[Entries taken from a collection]
================

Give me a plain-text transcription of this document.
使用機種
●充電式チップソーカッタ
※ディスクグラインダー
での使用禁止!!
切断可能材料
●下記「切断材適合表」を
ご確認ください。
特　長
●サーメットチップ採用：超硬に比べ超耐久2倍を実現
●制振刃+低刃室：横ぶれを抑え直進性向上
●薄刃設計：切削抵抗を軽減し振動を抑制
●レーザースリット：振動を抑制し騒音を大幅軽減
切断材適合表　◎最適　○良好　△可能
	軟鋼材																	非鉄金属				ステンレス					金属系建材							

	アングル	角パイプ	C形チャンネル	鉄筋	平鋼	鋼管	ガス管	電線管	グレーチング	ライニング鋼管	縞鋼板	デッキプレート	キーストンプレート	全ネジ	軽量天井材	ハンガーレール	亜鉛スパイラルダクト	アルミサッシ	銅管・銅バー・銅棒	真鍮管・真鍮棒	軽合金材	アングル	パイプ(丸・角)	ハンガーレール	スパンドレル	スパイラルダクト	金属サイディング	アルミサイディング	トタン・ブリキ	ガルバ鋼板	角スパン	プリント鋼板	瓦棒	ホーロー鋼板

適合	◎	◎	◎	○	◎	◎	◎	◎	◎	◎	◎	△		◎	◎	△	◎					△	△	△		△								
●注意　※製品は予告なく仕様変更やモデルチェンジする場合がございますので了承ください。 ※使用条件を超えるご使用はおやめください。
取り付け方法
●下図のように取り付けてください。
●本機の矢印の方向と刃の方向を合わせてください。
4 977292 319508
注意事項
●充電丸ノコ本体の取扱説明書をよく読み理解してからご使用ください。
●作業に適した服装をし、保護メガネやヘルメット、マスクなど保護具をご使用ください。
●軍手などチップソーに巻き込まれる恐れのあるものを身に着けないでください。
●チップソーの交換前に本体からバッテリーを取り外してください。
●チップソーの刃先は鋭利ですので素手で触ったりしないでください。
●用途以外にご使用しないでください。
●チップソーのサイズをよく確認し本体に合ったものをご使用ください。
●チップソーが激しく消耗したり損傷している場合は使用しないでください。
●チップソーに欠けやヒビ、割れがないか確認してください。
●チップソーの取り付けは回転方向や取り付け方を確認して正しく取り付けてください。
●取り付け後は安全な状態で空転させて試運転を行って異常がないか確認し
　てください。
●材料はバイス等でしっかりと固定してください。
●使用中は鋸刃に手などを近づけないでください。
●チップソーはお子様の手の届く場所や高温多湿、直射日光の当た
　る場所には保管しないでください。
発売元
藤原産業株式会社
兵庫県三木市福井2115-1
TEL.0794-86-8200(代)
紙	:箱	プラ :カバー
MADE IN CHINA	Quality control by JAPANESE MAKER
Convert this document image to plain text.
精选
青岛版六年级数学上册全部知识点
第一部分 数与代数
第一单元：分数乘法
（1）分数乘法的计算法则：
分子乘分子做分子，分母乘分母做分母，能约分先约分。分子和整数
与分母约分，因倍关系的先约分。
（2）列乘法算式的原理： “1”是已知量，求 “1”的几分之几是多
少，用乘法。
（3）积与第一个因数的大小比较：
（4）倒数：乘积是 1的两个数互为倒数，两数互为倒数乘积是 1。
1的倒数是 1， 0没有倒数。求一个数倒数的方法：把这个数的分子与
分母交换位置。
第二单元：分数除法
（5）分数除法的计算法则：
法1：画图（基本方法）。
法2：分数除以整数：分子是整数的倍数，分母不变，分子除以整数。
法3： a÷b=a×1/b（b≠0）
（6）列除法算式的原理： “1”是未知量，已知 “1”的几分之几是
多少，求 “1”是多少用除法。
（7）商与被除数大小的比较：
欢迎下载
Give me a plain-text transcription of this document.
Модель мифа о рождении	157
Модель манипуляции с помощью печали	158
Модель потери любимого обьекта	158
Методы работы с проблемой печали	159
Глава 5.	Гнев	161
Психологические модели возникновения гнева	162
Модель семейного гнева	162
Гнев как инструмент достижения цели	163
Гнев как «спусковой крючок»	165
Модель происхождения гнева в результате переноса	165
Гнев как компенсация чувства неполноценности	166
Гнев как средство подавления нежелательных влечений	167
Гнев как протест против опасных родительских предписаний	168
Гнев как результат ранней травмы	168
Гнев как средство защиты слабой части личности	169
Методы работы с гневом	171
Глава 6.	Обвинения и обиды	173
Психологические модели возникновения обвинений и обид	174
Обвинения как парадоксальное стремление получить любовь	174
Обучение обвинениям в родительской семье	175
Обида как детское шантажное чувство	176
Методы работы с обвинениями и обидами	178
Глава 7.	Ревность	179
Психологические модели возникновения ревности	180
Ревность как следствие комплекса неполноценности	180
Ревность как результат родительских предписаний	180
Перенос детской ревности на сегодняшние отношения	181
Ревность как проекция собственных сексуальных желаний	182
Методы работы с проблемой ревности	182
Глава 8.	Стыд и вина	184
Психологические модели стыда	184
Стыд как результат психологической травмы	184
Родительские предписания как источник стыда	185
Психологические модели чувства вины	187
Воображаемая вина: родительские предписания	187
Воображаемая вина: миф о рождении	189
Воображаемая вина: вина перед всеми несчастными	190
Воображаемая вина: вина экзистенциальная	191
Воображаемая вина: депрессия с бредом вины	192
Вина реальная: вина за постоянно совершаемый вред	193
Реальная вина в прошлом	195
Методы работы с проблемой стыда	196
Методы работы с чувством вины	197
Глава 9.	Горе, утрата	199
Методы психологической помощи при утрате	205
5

================

● **Required work**
Give only the number of lines in the material above where the string "стыда" appears.

● **Full output**
3